>> BEGIN

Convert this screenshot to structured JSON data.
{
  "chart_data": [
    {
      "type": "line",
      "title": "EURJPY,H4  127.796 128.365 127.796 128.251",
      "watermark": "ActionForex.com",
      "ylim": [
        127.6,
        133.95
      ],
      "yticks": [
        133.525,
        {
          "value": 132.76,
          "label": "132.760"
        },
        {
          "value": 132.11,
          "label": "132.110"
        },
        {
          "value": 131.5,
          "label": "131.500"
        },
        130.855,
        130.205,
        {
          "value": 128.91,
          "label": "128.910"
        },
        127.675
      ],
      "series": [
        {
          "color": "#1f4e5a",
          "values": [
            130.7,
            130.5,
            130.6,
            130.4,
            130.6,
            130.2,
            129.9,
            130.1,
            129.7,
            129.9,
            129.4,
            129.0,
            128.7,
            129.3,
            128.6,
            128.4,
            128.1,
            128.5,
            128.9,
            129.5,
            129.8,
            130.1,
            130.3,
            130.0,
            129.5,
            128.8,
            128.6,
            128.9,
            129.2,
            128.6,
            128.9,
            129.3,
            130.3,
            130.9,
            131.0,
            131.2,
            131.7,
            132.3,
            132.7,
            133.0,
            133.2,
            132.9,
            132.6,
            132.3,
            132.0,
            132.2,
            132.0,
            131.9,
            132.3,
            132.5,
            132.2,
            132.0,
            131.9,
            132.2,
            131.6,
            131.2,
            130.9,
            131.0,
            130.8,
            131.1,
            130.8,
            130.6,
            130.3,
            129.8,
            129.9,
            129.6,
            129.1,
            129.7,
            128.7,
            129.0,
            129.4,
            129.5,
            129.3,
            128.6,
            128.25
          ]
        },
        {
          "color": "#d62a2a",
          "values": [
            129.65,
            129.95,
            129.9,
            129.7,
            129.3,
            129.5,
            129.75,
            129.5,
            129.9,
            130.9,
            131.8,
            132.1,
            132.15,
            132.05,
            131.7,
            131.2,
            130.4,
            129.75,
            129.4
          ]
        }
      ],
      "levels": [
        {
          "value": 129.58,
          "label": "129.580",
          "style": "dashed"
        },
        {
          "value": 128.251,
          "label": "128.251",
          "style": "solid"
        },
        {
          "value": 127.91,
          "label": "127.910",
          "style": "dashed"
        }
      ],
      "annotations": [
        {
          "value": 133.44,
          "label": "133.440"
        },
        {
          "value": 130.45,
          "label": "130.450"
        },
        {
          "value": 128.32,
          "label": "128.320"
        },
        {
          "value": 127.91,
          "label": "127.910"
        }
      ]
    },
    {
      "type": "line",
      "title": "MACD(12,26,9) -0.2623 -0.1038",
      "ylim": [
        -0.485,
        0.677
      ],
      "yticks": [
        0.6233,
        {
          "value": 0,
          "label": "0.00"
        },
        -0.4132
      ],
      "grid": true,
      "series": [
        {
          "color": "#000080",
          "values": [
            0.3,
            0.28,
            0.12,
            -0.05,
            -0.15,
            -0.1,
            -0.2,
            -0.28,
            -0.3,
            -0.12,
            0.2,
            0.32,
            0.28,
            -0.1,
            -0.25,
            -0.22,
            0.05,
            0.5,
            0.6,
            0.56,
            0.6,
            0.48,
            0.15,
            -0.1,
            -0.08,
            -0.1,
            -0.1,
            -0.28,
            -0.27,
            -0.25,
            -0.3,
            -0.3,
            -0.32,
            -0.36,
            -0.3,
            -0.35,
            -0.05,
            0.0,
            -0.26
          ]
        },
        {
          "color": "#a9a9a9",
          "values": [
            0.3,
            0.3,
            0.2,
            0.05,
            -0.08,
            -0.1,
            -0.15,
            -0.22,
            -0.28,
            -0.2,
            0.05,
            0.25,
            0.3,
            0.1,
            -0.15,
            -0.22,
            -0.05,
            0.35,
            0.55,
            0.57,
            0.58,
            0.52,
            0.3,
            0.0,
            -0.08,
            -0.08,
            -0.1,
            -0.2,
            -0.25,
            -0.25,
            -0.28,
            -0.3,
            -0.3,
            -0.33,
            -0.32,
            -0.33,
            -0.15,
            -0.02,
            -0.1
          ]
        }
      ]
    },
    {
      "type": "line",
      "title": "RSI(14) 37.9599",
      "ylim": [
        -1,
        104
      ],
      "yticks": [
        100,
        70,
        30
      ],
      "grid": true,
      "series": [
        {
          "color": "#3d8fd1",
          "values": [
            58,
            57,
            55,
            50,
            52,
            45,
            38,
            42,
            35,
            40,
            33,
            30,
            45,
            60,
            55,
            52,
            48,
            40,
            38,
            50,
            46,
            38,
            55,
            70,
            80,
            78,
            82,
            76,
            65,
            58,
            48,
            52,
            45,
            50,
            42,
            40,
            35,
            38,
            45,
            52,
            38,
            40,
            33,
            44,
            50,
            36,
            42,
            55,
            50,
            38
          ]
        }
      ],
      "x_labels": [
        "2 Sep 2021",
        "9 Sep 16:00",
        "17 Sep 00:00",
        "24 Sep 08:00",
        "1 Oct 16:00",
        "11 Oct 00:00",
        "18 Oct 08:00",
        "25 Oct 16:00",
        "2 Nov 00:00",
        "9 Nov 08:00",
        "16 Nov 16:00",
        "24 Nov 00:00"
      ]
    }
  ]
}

>> END

WRITTEN TASK: Write every line of the material above again, exactly.

ANSWER:
Convert this screenshot to structured JSON data.
{
  "chart_data": [
    {
      "type": "line",
      "title": "EURJPY,H4  127.796 128.365 127.796 128.251",
      "watermark": "ActionForex.com",
      "ylim": [
        127.6,
        133.95
      ],
      "yticks": [
        133.525,
        {
          "value": 132.76,
          "label": "132.760"
        },
        {
          "value": 132.11,
          "label": "132.110"
        },
        {
          "value": 131.5,
          "label": "131.500"
        },
        130.855,
        130.205,
        {
          "value": 128.91,
          "label": "128.910"
        },
        127.675
      ],
      "series": [
        {
          "color": "#1f4e5a",
          "values": [
            130.7,
            130.5,
            130.6,
            130.4,
            130.6,
            130.2,
            129.9,
            130.1,
            129.7,
            129.9,
            129.4,
            129.0,
            128.7,
            129.3,
            128.6,
            128.4,
            128.1,
            128.5,
            128.9,
            129.5,
            129.8,
            130.1,
            130.3,
            130.0,
            129.5,
            128.8,
            128.6,
            128.9,
            129.2,
            128.6,
            128.9,
            129.3,
            130.3,
            130.9,
            131.0,
            131.2,
            131.7,
            132.3,
            132.7,
            133.0,
            133.2,
            132.9,
            132.6,
            132.3,
            132.0,
            132.2,
            132.0,
            131.9,
            132.3,
            132.5,
            132.2,
            132.0,
            131.9,
            132.2,
            131.6,
            131.2,
            130.9,
            131.0,
            130.8,
            131.1,
            130.8,
            130.6,
            130.3,
            129.8,
            129.9,
            129.6,
            129.1,
            129.7,
            128.7,
            129.0,
            129.4,
            129.5,
            129.3,
            128.6,
            128.25
          ]
        },
        {
          "color": "#d62a2a",
          "values": [
            129.65,
            129.95,
            129.9,
            129.7,
            129.3,
            129.5,
            129.75,
            129.5,
            129.9,
            130.9,
            131.8,
            132.1,
            132.15,
            132.05,
            131.7,
            131.2,
            130.4,
            129.75,
            129.4
          ]
        }
      ],
      "levels": [
        {
          "value": 129.58,
          "label": "129.580",
          "style": "dashed"
        },
        {
          "value": 128.251,
          "label": "128.251",
          "style": "solid"
        },
        {
          "value": 127.91,
          "label": "127.910",
          "style": "dashed"
        }
      ],
      "annotations": [
        {
          "value": 133.44,
          "label": "133.440"
        },
        {
          "value": 130.45,
          "label": "130.450"
        },
        {
          "value": 128.32,
          "label": "128.320"
        },
        {
          "value": 127.91,
          "label": "127.910"
        }
      ]
    },
    {
      "type": "line",
      "title": "MACD(12,26,9) -0.2623 -0.1038",
      "ylim": [
        -0.485,
        0.677
      ],
      "yticks": [
        0.6233,
        {
          "value": 0,
          "label": "0.00"
        },
        -0.4132
      ],
      "grid": true,
      "series": [
        {
          "color": "#000080",
          "values": [
            0.3,
            0.28,
            0.12,
            -0.05,
            -0.15,
            -0.1,
            -0.2,
            -0.28,
            -0.3,
            -0.12,
            0.2,
            0.32,
            0.28,
            -0.1,
            -0.25,
            -0.22,
            0.05,
            0.5,
            0.6,
            0.56,
            0.6,
            0.48,
            0.15,
            -0.1,
            -0.08,
            -0.1,
            -0.1,
            -0.28,
            -0.27,
            -0.25,
            -0.3,
            -0.3,
            -0.32,
            -0.36,
            -0.3,
            -0.35,
            -0.05,
            0.0,
            -0.26
          ]
        },
        {
          "color": "#a9a9a9",
          "values": [
            0.3,
            0.3,
            0.2,
            0.05,
            -0.08,
            -0.1,
            -0.15,
            -0.22,
            -0.28,
            -0.2,
            0.05,
            0.25,
            0.3,
            0.1,
            -0.15,
            -0.22,
            -0.05,
            0.35,
            0.55,
            0.57,
            0.58,
            0.52,
            0.3,
            0.0,
            -0.08,
            -0.08,
            -0.1,
            -0.2,
            -0.25,
            -0.25,
            -0.28,
            -0.3,
            -0.3,
            -0.33,
            -0.32,
            -0.33,
            -0.15,
            -0.02,
            -0.1
          ]
        }
      ]
    },
    {
      "type": "line",
      "title": "RSI(14) 37.9599",
      "ylim": [
        -1,
        104
      ],
      "yticks": [
        100,
        70,
        30
      ],
      "grid": true,
      "series": [
        {
          "color": "#3d8fd1",
          "values": [
            58,
            57,
            55,
            50,
            52,
            45,
            38,
            42,
            35,
            40,
            33,
            30,
            45,
            60,
            55,
            52,
            48,
            40,
            38,
            50,
            46,
            38,
            55,
            70,
            80,
            78,
            82,
            76,
            65,
            58,
            48,
            52,
            45,
            50,
            42,
            40,
            35,
            38,
            45,
            52,
            38,
            40,
            33,
            44,
            50,
            36,
            42,
            55,
            50,
            38
          ]
        }
      ],
      "x_labels": [
        "2 Sep 2021",
        "9 Sep 16:00",
        "17 Sep 00:00",
        "24 Sep 08:00",
        "1 Oct 16:00",
        "11 Oct 00:00",
        "18 Oct 08:00",
        "25 Oct 16:00",
        "2 Nov 00:00",
        "9 Nov 08:00",
        "16 Nov 16:00",
        "24 Nov 00:00"
      ]
    }
  ]
}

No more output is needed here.